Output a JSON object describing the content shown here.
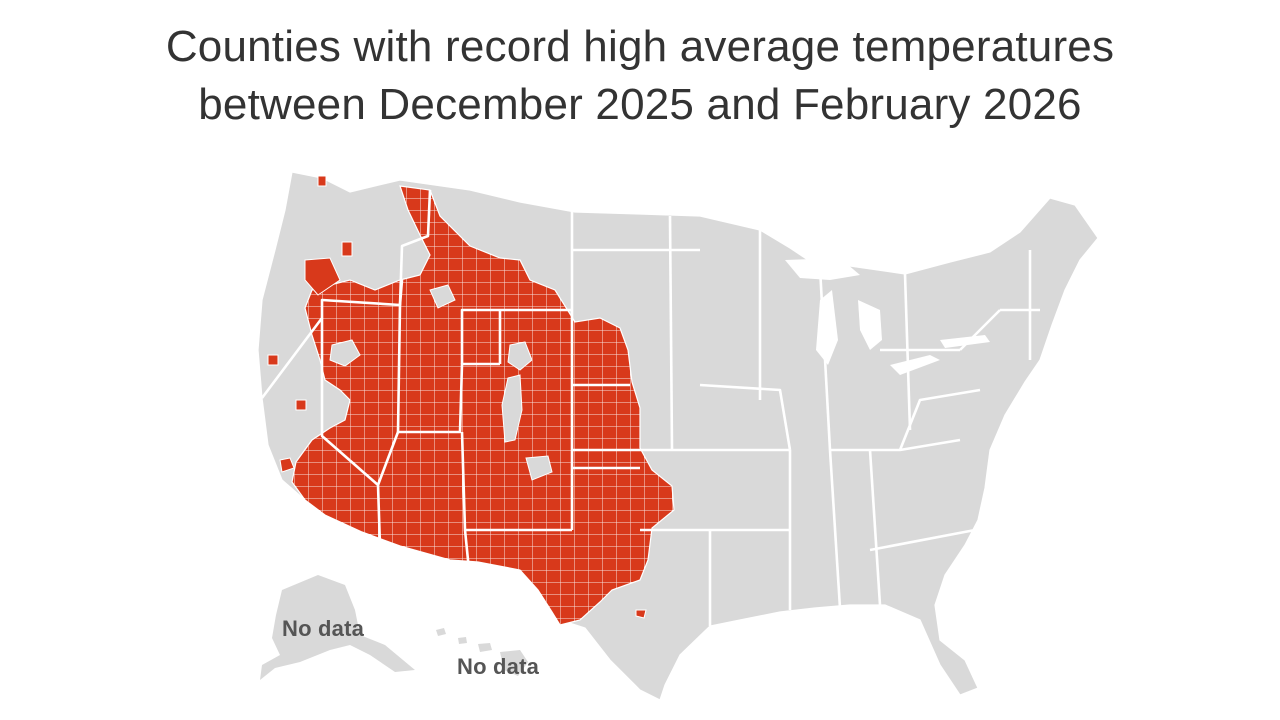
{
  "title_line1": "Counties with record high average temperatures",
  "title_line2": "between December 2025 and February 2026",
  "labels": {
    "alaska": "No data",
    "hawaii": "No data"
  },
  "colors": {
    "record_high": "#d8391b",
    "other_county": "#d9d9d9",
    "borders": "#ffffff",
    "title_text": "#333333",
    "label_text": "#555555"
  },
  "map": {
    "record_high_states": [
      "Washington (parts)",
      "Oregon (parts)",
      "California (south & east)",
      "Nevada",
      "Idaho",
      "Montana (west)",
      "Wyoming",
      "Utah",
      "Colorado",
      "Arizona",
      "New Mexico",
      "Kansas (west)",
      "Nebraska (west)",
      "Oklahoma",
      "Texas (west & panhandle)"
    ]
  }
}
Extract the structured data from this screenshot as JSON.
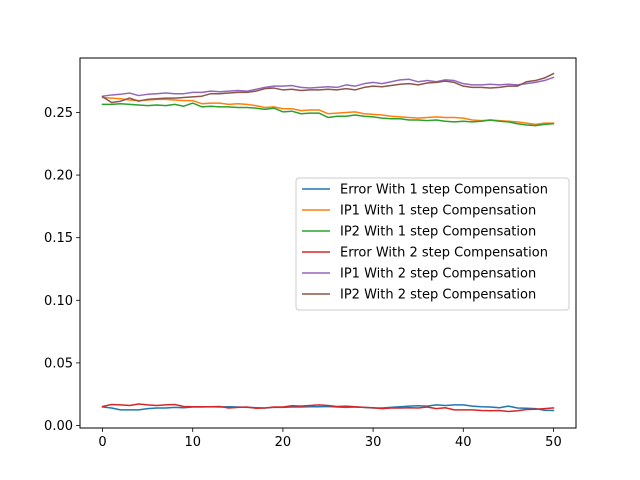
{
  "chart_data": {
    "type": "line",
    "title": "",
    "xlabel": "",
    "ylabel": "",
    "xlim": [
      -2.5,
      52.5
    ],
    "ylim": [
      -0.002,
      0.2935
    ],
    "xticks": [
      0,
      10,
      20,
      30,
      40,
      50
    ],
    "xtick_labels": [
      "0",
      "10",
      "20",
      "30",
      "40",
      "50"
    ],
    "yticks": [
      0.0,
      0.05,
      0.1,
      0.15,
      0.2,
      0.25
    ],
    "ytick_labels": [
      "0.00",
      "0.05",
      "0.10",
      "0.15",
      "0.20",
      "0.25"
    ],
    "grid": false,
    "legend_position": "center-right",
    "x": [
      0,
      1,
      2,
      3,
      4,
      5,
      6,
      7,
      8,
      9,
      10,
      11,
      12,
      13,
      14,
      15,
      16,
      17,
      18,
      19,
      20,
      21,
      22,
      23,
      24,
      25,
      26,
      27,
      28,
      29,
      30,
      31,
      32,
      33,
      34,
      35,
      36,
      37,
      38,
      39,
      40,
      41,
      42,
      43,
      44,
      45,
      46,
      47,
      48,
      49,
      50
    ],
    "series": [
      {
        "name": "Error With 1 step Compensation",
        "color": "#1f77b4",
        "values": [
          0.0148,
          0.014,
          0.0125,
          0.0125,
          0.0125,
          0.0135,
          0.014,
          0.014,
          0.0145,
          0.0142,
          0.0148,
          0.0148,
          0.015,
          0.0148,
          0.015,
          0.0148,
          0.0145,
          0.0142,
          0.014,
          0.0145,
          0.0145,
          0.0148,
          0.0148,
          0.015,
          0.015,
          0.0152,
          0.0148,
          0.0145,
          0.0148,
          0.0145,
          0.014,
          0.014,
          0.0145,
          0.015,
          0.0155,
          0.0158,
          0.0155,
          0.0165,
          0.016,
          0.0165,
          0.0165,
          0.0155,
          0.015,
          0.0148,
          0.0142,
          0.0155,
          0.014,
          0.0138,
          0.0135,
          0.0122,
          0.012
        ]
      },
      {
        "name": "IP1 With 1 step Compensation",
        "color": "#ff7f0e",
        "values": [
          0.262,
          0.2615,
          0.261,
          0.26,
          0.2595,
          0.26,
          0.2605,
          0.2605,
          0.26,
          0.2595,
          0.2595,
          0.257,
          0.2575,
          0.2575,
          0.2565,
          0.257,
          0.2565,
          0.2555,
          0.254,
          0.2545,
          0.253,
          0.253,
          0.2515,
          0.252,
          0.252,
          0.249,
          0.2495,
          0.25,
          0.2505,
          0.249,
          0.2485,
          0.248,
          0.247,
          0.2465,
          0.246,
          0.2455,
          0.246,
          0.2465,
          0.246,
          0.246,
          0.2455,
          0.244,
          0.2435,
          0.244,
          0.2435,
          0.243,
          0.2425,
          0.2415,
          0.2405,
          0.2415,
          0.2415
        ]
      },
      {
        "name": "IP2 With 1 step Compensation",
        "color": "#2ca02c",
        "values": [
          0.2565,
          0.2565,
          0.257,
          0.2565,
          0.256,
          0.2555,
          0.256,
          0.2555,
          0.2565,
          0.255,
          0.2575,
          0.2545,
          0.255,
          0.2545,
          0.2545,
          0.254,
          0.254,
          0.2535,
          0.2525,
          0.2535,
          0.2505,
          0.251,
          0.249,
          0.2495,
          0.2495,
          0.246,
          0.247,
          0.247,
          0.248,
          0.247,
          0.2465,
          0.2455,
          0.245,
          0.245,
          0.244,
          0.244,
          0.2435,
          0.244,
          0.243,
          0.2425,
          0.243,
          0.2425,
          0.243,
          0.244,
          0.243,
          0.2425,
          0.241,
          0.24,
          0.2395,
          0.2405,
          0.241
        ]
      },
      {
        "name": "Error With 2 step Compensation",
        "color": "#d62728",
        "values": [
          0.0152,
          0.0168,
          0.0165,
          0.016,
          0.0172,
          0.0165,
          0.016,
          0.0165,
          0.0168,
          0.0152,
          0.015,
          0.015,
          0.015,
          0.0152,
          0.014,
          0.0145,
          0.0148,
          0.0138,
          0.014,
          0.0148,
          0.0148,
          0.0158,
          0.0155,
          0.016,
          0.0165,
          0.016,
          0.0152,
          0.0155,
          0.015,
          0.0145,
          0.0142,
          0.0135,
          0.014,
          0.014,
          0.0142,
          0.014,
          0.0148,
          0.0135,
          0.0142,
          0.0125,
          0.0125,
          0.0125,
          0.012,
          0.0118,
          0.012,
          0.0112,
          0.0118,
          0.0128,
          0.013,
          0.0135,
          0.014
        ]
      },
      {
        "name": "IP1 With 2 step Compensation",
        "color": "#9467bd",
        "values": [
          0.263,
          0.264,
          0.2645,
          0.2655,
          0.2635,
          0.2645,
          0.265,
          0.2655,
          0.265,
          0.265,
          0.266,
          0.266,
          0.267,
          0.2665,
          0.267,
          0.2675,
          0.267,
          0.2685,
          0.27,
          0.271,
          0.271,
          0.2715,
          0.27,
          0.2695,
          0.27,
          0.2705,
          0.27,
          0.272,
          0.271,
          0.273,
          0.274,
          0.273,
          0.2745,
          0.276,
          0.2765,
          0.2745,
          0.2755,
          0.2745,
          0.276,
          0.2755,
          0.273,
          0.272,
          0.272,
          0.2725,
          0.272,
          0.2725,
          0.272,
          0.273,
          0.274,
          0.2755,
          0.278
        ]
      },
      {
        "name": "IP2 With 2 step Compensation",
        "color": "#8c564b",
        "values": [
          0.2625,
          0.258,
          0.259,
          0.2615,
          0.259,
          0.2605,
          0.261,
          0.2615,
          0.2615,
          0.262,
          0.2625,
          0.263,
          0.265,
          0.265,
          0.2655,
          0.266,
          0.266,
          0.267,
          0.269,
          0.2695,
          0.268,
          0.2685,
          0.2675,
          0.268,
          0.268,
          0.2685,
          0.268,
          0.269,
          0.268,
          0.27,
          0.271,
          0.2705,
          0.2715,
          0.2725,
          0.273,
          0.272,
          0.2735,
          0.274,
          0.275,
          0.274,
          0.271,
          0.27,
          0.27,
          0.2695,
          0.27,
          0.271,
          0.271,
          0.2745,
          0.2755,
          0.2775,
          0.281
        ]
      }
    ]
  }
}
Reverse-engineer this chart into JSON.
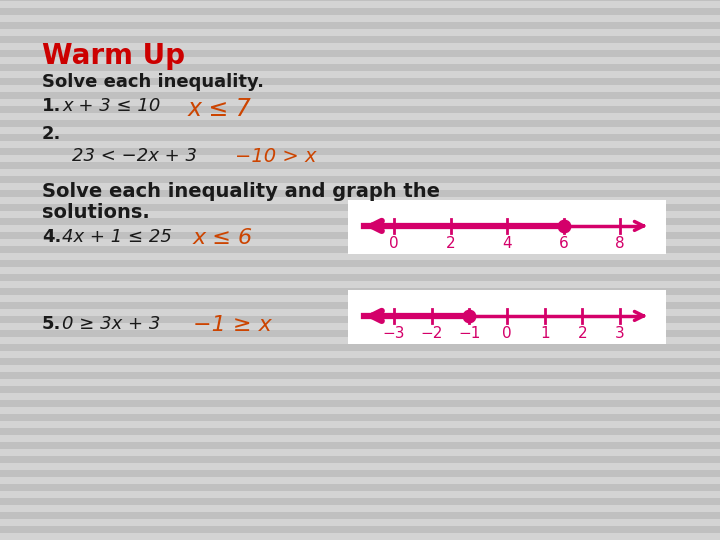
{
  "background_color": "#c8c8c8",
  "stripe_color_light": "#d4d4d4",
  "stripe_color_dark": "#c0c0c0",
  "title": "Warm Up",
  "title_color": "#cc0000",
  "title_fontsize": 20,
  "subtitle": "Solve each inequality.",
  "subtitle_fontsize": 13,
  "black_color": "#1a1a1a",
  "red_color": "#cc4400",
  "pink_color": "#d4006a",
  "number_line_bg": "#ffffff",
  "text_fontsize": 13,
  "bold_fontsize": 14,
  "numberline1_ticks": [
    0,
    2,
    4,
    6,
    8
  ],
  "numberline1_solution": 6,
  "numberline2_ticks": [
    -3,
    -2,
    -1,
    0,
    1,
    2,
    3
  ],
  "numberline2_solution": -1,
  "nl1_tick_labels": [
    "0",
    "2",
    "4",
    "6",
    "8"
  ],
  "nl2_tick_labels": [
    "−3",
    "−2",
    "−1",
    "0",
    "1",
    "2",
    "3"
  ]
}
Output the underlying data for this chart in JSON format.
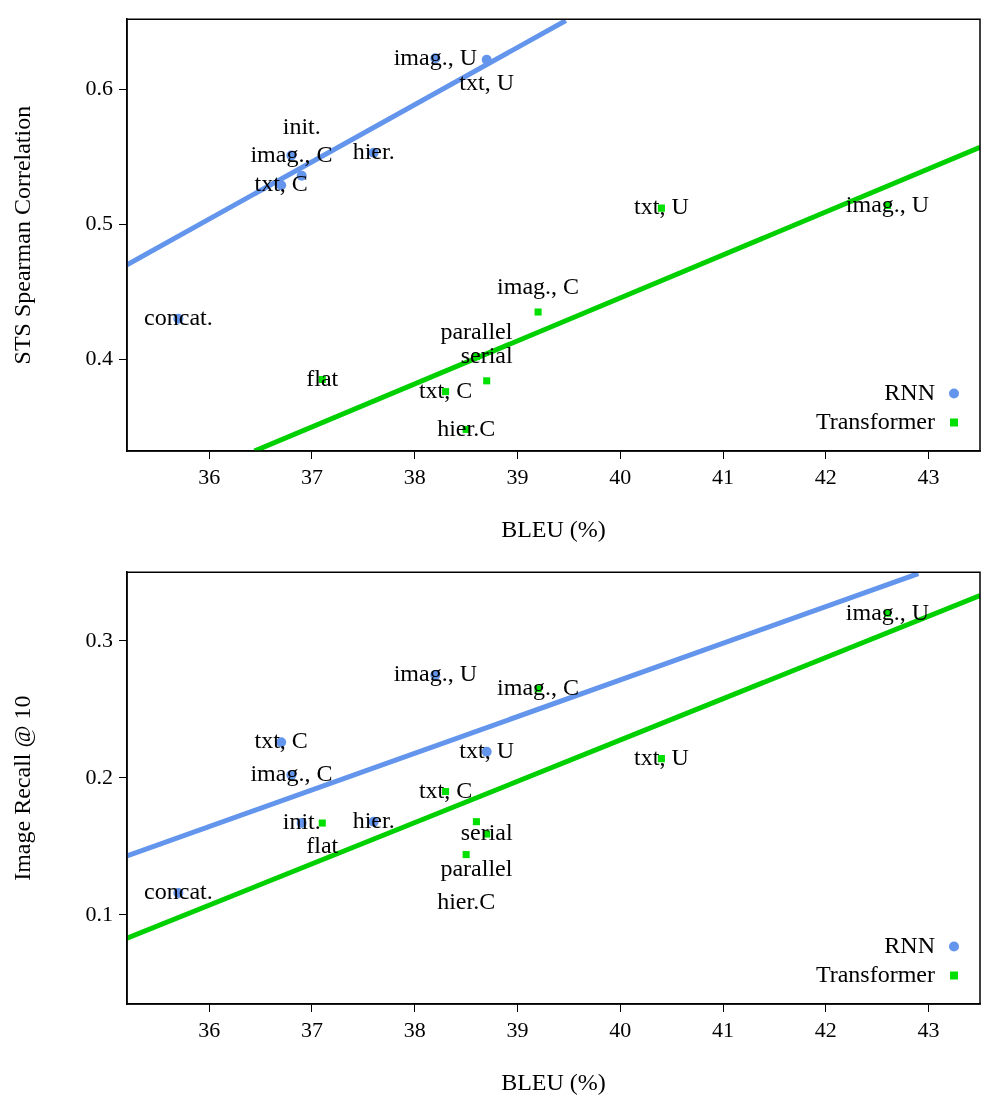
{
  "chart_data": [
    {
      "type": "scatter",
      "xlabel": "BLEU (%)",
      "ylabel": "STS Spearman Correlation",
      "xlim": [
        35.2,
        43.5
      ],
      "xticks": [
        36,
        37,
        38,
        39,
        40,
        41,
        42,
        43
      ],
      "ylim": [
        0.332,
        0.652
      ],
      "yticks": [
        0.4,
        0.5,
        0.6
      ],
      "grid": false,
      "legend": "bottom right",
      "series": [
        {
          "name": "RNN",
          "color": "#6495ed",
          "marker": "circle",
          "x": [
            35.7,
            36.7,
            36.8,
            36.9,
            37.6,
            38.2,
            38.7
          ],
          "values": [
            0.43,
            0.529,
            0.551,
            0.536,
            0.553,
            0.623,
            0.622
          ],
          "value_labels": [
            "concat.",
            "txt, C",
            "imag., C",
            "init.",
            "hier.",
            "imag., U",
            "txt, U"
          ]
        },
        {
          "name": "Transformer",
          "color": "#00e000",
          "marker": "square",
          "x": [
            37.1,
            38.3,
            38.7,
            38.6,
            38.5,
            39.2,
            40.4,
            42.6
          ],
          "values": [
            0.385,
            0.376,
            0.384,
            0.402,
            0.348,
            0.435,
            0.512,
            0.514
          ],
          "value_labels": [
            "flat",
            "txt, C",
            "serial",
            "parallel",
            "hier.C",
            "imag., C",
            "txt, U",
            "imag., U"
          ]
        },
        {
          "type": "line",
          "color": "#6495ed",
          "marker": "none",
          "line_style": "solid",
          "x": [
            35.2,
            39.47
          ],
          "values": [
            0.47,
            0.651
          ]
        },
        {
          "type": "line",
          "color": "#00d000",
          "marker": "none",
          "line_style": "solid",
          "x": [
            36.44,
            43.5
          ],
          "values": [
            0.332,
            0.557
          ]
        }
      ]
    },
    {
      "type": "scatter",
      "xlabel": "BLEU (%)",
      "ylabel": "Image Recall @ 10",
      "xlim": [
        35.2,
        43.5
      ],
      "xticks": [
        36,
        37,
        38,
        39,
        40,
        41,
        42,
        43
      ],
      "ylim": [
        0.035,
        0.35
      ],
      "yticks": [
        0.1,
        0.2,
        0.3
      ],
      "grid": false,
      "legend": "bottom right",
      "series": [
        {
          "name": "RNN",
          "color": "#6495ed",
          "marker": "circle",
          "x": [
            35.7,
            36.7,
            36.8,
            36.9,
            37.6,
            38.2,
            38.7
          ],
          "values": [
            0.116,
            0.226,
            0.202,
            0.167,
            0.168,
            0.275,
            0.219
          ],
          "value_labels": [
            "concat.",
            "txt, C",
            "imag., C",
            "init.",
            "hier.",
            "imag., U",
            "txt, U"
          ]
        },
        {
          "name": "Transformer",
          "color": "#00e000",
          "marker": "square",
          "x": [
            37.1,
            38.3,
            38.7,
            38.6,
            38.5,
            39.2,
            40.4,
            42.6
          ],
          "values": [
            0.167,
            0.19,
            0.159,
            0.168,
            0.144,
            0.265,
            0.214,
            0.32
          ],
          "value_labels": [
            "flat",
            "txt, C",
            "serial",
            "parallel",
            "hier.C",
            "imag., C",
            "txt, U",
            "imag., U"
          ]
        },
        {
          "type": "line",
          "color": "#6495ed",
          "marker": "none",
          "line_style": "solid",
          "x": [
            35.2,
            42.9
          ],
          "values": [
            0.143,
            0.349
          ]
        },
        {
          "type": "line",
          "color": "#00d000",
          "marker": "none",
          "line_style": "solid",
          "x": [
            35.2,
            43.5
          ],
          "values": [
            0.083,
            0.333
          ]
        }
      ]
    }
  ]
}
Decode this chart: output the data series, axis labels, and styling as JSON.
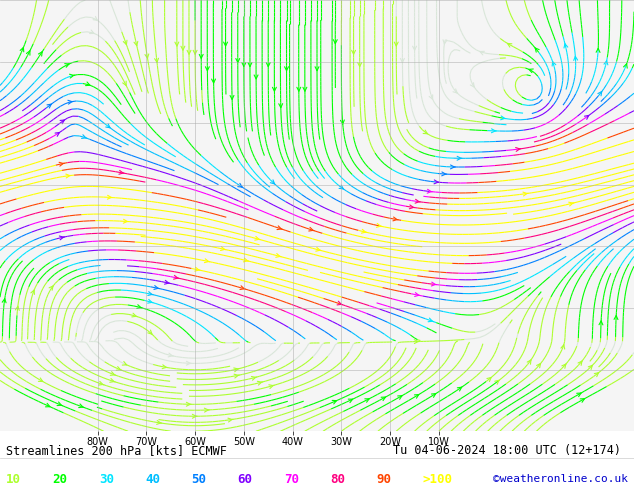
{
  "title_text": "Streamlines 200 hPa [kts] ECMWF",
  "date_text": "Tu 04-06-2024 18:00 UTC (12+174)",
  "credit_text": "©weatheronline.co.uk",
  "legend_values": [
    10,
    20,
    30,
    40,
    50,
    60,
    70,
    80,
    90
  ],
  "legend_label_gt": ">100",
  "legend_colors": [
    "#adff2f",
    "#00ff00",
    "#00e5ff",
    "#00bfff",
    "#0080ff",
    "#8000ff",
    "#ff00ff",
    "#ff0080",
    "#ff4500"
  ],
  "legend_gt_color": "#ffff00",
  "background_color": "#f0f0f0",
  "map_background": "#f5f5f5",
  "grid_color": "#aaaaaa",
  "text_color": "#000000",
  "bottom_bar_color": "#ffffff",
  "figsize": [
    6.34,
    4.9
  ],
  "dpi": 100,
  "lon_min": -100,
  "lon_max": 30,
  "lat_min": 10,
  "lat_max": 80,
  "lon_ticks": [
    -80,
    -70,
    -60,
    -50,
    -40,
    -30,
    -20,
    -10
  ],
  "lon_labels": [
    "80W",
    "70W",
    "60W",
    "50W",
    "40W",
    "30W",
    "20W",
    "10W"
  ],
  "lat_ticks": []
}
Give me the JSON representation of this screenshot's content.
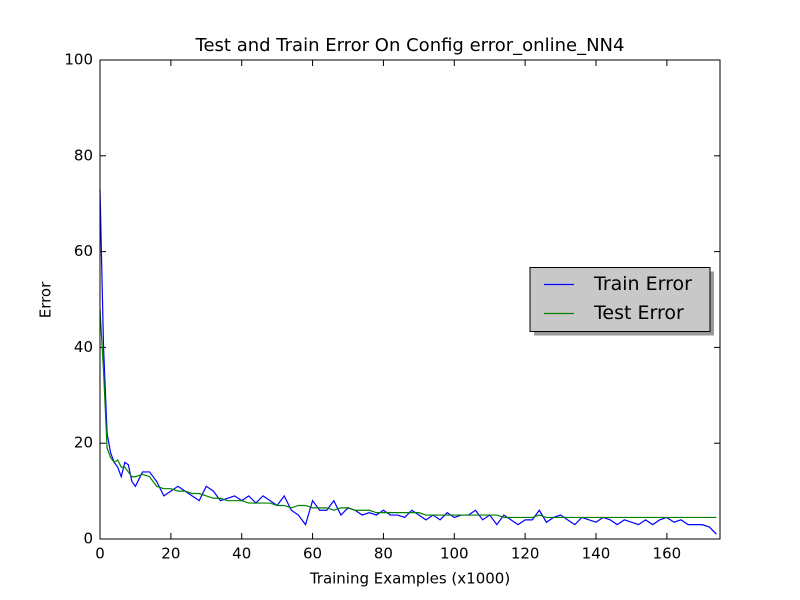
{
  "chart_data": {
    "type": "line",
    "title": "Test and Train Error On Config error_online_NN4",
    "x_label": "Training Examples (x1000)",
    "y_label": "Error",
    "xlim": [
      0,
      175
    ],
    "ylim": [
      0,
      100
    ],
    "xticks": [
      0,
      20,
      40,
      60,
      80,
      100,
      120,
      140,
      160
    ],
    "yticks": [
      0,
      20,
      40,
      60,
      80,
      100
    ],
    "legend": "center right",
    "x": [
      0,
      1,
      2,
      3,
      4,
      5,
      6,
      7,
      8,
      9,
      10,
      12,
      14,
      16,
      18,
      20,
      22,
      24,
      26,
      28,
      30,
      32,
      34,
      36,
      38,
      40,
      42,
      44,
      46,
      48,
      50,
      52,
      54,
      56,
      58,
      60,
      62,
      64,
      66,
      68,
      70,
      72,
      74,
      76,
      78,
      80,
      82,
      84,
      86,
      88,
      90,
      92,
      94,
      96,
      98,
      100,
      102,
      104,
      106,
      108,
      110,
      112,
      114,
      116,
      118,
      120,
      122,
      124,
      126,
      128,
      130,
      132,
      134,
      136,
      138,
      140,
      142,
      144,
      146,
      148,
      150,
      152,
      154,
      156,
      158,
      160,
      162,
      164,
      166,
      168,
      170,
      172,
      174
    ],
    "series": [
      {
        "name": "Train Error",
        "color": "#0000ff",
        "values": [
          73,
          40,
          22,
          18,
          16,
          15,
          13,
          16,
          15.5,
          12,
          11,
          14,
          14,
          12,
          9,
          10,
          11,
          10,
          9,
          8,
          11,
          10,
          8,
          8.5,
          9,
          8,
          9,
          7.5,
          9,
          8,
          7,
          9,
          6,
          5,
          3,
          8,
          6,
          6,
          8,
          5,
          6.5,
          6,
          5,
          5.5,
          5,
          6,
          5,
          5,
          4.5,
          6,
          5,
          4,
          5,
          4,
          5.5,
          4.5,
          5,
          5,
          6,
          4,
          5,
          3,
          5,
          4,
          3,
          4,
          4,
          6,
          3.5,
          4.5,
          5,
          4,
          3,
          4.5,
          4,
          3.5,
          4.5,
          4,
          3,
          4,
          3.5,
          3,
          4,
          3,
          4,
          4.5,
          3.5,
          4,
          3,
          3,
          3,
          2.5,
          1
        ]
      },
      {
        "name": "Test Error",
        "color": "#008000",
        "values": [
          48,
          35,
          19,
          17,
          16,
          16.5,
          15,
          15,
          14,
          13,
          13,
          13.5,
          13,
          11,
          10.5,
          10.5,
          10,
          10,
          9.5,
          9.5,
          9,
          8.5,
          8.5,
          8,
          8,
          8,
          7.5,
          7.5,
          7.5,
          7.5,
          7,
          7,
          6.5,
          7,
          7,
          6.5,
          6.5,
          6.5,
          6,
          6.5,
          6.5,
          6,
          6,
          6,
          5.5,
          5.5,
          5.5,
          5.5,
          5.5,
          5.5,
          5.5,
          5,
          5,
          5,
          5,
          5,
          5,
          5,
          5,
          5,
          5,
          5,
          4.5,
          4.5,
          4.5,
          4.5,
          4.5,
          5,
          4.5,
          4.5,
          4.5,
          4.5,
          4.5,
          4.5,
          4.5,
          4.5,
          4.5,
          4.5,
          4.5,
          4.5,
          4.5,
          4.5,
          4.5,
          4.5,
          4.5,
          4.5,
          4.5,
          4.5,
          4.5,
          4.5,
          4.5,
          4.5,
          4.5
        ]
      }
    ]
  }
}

──────────────────────────────

[Aim]: Only lines with the word "this" are wanted, so copy each one from the records.

[Solution]:
Extract the structured data from this screenshot as JSON.
Reverse-engineer this chart into JSON.
Output the underlying data for this chart in JSON format.
Decode this chart: output the data series, axis labels, and styling as JSON.
Give me the JSON representation of this screenshot's content.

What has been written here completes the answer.